[PATCH] Fix for PR17975 - wrong code for bit shifting integer promotion at -O1 and above on x86_64-linux-gnu

Sun Nov 24 23:12:17 PST 2013

Hi all!

With my commit r191059 I introduced new patterns to match rotates. But I 
forgot to check for the required TRUNCATE after the rotate. The missing 
check produces wrong code as documented in PR17975.

The attached patch fixes the problem by adding the missing check. It 
also extends the test to include patterns which must not produce a 
rotate. Please review.

@Owen Anderson, Bill Wendling
If approved then this patch needs to be committed to the 3.4 branch. If 
this seems to be to risky then my commit r191059 must be reverted on the 
3.4 branch in order to fix the wrong code generation.

Regards,
Kai
-------------- next part --------------

diff --git a/lib/CodeGen/SelectionDAG/DAGCombiner.cpp b/lib/CodeGen/SelectionDAG/DAGCombiner.cpp
index 20b0981..6337103 100644
--- a/lib/CodeGen/SelectionDAG/DAGCombiner.cpp
+++ b/lib/CodeGen/SelectionDAG/DAGCombiner.cpp
@@ -280,7 +280,7 @@ namespace {
     SDValue MatchBSwapHWordLow(SDNode *N, SDValue N0, SDValue N1,
                                bool DemandHighBits = true);
     SDValue MatchBSwapHWord(SDNode *N, SDValue N0, SDValue N1);
-    SDNode *MatchRotate(SDValue LHS, SDValue RHS, SDLoc DL);
+    SDNode *MatchRotate(SDNode *N, SDValue LHS, SDValue RHS, SDLoc DL);
     SDValue ReduceLoadWidth(SDNode *N);
     SDValue ReduceLoadOpStoreWidth(SDNode *N);
     SDValue TransformFPLoadStorePair(SDNode *N);
@@ -3283,7 +3283,7 @@ SDValue DAGCombiner::visitOR(SDNode *N) {
   }
 
   // See if this is some rotate idiom.
-  if (SDNode *Rot = MatchRotate(N0, N1, SDLoc(N)))
+  if (SDNode *Rot = MatchRotate(N, N0, N1, SDLoc(N)))

### REQUEST 1
Using the patch post, answer each of these:
(a) Which commit introduced the new patterns for matching rotates?
(b) To which branch must the patch be committed if it is approved?
(c) Which file does the diff change?
### REQUEST 2
Repeat word for word everything in the patch post from "Sun Nov 24 23:12:17" down to "documented in PR17975.".

### SOURCE MATERIAL
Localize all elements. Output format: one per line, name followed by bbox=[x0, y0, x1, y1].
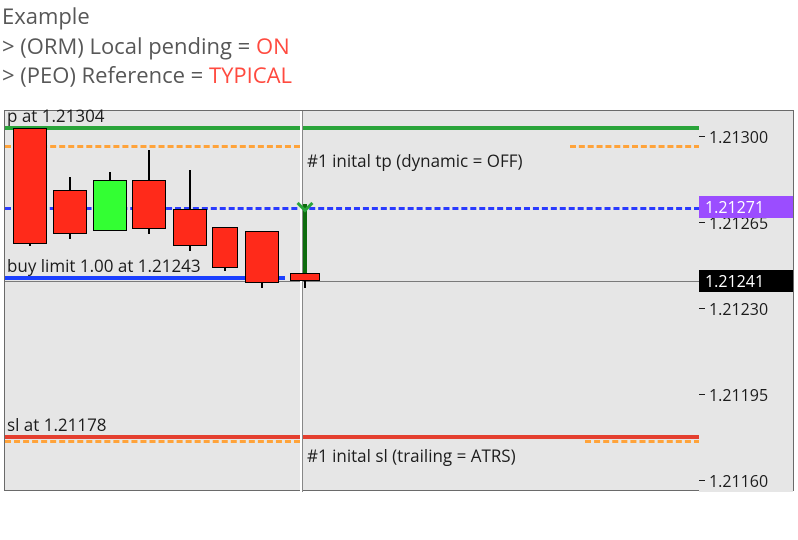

### CORRECT RESPONSE 1
(a) r191059
(b) The 3.4 branch
(c) lib/CodeGen/SelectionDAG/DAGCombiner.cpp

### CORRECT RESPONSE 2
Sun Nov 24 23:12:17 PST 2013

Hi all!

With my commit r191059 I introduced new patterns to match rotates. But I 
forgot to check for the required TRUNCATE after the rotate. The missing 
check produces wrong code as documented in PR17975.